Identify and pull out each line of the entries in which "this" occurs.

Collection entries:

§ §

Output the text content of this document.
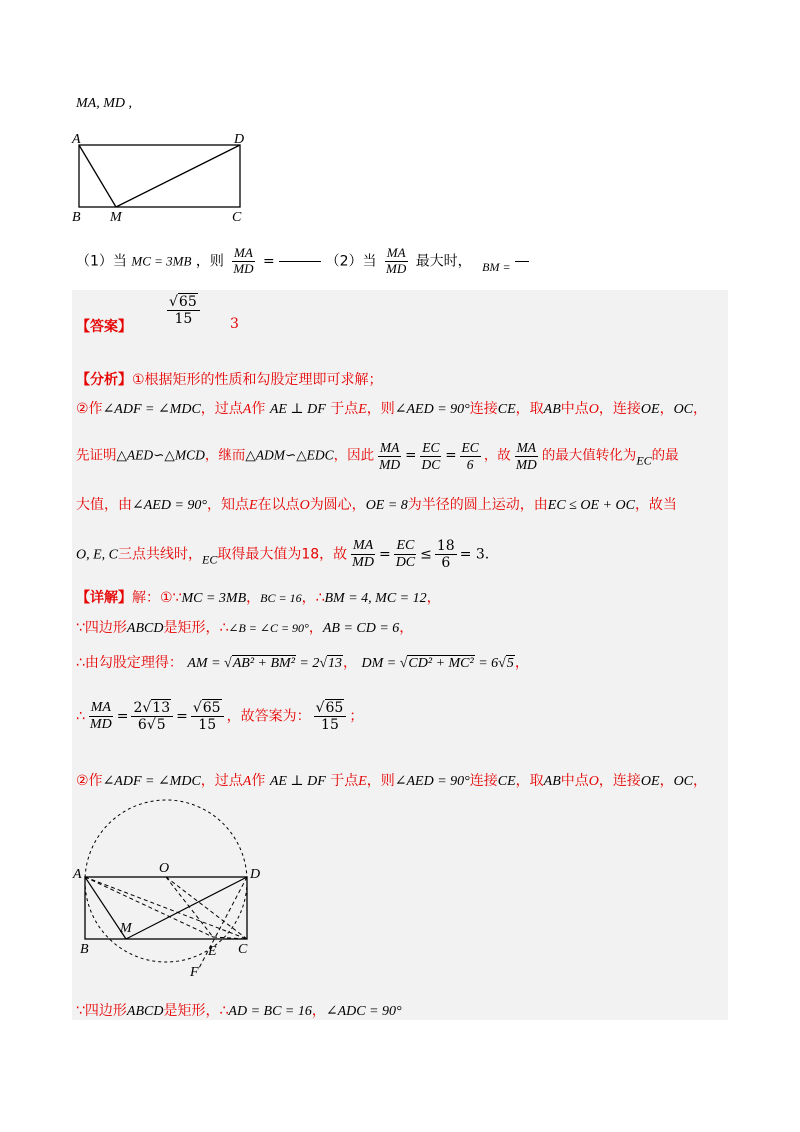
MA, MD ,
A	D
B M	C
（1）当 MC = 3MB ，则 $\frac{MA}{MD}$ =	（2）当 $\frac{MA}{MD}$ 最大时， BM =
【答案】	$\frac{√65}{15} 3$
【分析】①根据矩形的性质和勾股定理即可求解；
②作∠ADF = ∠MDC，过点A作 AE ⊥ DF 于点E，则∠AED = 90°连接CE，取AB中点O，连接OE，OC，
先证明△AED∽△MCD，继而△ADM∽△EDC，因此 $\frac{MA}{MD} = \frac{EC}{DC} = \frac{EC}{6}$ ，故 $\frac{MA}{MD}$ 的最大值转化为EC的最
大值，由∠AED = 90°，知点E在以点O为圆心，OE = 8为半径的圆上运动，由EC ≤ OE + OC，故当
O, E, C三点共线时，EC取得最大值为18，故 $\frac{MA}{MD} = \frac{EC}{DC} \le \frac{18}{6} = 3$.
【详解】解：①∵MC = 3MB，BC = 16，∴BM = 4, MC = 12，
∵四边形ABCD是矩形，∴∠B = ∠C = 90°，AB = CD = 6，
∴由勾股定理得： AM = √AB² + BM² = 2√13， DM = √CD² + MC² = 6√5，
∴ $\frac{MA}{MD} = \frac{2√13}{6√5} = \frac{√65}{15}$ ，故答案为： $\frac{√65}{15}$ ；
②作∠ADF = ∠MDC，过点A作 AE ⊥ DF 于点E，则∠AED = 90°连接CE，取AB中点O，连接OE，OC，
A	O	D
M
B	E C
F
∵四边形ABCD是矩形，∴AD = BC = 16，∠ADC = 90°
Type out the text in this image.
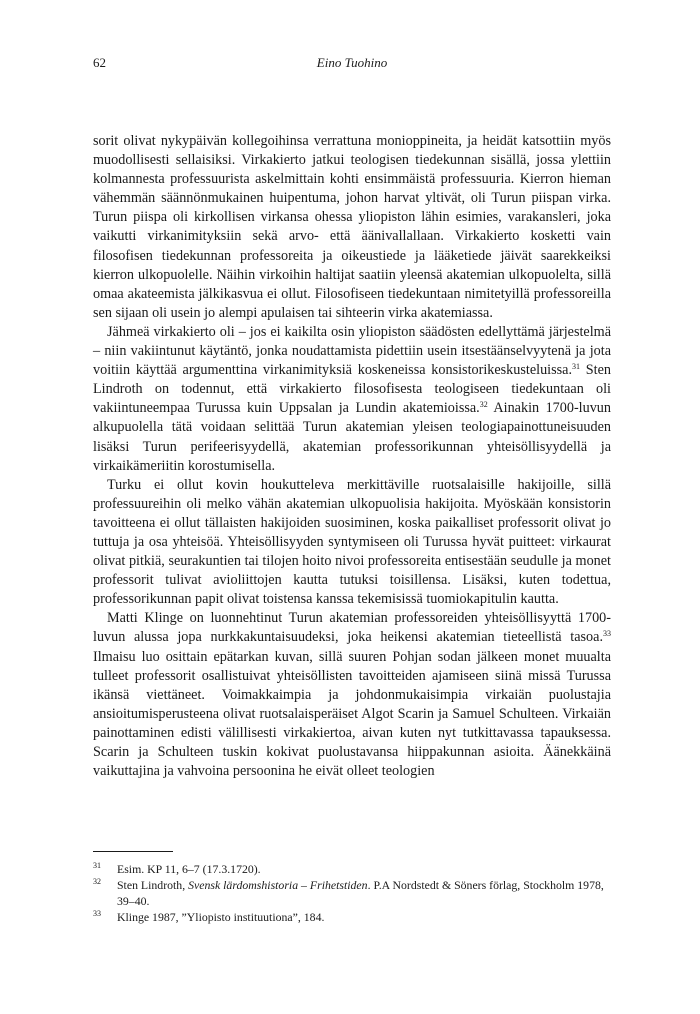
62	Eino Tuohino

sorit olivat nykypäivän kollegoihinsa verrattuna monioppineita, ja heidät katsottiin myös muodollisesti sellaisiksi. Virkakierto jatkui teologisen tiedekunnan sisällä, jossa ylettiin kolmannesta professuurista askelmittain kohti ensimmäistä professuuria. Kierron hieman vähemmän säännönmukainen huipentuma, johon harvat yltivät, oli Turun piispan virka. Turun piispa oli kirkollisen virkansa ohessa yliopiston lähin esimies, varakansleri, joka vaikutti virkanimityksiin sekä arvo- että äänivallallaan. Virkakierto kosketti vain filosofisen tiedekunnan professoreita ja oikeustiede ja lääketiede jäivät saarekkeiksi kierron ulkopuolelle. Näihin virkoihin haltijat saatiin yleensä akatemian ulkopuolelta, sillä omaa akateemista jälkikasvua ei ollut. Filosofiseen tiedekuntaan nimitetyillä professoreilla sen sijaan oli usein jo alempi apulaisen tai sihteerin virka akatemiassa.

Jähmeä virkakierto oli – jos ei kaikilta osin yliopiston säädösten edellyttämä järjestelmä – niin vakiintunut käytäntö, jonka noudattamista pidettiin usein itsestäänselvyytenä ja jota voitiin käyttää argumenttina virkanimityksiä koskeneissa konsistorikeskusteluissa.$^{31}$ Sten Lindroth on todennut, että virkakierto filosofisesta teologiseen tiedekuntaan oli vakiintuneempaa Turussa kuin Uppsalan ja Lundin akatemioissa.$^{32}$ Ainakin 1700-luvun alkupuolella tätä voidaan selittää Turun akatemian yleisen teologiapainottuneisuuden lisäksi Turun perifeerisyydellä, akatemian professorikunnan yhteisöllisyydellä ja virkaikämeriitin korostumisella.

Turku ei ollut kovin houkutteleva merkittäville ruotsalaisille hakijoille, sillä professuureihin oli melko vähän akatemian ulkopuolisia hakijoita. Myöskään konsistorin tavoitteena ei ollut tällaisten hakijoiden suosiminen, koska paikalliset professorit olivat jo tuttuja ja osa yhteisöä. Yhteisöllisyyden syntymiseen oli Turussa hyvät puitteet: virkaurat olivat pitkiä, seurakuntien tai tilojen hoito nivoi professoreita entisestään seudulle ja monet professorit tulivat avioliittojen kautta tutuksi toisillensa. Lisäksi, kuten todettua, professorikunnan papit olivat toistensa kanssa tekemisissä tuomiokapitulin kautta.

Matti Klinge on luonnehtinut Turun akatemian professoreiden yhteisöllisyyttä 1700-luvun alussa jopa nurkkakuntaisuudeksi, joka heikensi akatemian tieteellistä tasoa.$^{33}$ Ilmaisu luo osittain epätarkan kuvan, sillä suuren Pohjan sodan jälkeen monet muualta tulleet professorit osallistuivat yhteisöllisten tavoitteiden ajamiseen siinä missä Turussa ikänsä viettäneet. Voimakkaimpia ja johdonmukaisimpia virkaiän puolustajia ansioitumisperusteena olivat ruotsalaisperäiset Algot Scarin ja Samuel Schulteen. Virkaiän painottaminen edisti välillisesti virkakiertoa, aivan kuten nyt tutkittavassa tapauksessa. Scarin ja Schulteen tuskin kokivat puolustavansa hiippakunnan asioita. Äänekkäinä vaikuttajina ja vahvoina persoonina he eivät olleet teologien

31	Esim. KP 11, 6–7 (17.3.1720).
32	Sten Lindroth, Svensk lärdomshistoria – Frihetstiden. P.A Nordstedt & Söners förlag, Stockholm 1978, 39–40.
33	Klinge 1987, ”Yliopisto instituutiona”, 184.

§ §

**Answer for the task**
Output the text content of this document.
Type out the text in this image.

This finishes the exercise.